Stated problem: For the data below, report only the number of lines containing the string "search".

-------- Data section --------

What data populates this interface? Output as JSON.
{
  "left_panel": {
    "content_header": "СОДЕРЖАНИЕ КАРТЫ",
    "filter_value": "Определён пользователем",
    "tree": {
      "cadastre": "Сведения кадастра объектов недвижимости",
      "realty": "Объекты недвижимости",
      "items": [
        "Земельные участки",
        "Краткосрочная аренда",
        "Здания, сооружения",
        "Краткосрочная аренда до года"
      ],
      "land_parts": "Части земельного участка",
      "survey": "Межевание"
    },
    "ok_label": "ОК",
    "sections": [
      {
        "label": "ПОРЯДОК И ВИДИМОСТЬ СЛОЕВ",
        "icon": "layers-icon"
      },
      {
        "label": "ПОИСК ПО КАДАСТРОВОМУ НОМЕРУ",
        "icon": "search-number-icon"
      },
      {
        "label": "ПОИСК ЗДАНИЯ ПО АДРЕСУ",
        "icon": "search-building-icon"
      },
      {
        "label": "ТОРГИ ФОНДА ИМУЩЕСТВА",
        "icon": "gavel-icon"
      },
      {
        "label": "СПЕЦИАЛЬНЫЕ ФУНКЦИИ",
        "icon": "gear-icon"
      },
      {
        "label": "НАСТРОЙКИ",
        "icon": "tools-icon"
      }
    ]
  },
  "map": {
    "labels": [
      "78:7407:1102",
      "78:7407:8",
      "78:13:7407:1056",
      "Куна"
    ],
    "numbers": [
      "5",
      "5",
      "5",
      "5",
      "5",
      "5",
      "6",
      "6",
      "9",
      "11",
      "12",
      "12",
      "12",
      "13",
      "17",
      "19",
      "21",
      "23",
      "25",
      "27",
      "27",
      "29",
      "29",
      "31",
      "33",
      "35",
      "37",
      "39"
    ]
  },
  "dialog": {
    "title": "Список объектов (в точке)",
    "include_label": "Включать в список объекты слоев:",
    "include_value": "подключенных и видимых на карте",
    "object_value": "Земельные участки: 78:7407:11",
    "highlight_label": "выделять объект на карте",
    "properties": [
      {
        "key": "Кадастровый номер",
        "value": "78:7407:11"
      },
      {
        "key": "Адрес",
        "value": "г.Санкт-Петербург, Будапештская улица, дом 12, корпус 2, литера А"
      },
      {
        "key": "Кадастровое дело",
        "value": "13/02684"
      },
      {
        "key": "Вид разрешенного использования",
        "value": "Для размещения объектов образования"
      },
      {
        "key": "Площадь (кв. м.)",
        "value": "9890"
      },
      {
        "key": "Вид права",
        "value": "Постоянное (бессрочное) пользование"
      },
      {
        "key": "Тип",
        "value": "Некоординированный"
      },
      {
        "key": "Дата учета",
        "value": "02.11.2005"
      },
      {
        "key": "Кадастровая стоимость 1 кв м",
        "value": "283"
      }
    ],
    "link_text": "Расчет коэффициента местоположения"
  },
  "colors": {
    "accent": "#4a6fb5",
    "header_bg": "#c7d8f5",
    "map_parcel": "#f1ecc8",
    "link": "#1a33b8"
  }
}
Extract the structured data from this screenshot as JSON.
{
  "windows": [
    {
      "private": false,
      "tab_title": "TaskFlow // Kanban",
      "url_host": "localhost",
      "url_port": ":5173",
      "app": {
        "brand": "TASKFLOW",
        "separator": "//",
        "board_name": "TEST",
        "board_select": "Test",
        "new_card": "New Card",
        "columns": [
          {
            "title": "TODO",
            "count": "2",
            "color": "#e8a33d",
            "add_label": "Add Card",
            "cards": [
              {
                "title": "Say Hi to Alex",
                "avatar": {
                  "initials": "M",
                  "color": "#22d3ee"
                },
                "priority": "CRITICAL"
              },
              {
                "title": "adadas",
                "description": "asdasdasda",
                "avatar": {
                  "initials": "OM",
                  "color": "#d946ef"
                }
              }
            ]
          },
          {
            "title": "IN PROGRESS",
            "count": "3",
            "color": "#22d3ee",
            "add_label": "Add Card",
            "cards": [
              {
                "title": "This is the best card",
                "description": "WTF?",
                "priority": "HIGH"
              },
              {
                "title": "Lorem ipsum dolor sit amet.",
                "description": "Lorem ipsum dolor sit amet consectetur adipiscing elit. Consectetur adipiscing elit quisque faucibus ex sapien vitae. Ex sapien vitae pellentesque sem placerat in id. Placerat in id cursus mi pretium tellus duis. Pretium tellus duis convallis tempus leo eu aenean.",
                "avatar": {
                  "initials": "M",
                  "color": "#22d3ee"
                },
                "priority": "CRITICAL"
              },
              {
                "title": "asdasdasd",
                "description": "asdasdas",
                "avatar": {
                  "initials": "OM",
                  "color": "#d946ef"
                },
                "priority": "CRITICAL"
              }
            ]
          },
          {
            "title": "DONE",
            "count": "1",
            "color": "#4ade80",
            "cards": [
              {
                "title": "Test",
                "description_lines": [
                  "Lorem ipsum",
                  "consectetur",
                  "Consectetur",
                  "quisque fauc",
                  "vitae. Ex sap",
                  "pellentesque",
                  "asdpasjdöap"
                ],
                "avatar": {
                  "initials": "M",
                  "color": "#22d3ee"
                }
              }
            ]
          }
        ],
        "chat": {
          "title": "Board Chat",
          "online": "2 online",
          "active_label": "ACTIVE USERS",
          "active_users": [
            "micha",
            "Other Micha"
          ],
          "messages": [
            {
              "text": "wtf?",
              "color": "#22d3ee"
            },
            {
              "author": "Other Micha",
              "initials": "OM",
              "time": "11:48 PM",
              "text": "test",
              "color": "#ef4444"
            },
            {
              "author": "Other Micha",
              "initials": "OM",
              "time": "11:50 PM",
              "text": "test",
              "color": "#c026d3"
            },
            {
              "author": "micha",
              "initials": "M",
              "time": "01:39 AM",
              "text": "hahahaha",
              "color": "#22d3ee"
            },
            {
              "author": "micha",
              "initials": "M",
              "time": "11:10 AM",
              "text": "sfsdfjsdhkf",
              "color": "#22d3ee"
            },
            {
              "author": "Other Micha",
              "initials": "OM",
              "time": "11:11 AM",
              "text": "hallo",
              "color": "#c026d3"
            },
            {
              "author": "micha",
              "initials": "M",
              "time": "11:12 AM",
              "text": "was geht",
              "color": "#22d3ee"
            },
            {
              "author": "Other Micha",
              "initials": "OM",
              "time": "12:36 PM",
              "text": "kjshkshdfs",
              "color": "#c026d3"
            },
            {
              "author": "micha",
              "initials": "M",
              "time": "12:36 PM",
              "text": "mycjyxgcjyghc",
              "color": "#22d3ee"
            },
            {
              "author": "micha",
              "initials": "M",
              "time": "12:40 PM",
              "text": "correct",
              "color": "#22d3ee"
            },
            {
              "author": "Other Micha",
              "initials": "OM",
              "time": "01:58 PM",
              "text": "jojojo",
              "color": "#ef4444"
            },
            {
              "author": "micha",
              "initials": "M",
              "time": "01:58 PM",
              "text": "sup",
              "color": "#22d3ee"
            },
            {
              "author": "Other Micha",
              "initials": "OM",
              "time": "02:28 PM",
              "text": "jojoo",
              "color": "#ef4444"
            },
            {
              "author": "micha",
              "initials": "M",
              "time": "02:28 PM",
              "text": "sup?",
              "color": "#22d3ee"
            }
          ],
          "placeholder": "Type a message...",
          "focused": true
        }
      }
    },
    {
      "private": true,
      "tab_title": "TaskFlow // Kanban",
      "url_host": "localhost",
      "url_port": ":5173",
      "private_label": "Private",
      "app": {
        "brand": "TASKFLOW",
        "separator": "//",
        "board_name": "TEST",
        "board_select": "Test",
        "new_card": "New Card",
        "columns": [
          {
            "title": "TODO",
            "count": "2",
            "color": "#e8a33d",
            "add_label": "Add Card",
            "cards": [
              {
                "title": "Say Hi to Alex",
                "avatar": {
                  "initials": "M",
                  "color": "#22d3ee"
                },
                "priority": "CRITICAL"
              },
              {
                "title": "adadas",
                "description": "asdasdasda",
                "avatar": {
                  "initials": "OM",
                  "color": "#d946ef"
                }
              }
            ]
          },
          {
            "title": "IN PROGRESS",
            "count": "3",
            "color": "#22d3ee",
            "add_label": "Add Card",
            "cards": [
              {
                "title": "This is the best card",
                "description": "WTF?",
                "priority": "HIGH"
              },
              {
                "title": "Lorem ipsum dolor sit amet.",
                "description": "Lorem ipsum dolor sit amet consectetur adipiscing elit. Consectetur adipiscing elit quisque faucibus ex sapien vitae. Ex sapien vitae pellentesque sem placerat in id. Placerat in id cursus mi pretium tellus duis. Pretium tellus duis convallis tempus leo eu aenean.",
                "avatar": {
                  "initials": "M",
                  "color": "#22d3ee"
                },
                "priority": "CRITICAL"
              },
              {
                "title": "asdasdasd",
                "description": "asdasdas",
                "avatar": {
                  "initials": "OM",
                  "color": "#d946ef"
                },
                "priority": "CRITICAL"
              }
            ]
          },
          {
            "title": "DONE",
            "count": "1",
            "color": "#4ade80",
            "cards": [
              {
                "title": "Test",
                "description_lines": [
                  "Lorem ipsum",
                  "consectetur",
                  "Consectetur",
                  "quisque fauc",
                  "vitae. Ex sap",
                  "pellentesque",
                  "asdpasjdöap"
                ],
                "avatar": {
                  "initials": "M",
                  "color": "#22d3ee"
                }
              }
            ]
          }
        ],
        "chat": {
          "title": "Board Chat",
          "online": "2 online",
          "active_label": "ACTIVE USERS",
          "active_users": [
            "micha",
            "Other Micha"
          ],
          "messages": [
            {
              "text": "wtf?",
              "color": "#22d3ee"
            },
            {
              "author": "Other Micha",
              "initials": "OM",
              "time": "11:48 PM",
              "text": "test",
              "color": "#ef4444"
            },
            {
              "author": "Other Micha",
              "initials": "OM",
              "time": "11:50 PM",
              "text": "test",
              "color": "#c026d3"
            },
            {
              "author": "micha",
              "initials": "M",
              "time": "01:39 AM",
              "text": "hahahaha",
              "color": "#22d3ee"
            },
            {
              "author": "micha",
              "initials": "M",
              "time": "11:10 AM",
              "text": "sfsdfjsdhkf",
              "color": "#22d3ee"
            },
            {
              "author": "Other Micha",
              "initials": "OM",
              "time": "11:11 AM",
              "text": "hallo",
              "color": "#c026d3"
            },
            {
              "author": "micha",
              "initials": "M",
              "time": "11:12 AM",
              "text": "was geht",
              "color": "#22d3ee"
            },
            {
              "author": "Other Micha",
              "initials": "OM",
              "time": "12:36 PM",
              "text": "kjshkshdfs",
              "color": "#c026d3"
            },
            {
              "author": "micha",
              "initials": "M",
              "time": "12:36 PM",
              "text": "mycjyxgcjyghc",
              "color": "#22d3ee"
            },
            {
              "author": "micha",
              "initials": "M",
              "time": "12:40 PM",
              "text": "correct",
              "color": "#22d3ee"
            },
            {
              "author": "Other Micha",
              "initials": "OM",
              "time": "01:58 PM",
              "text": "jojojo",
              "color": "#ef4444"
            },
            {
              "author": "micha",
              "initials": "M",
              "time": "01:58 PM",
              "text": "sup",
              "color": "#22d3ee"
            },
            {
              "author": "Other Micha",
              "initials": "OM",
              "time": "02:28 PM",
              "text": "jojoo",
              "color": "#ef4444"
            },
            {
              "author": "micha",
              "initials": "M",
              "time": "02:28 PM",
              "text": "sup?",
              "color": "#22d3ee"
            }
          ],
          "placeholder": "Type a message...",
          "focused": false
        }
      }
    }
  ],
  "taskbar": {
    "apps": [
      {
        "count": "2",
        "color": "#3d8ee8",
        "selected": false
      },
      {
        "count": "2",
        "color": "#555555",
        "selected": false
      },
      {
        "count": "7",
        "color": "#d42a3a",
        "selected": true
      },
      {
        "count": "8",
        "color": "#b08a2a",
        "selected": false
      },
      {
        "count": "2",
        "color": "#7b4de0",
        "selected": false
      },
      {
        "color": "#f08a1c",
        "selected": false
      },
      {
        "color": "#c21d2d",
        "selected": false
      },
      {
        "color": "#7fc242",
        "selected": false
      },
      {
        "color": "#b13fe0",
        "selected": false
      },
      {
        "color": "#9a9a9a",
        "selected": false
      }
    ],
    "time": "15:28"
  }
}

--------

Answer: 2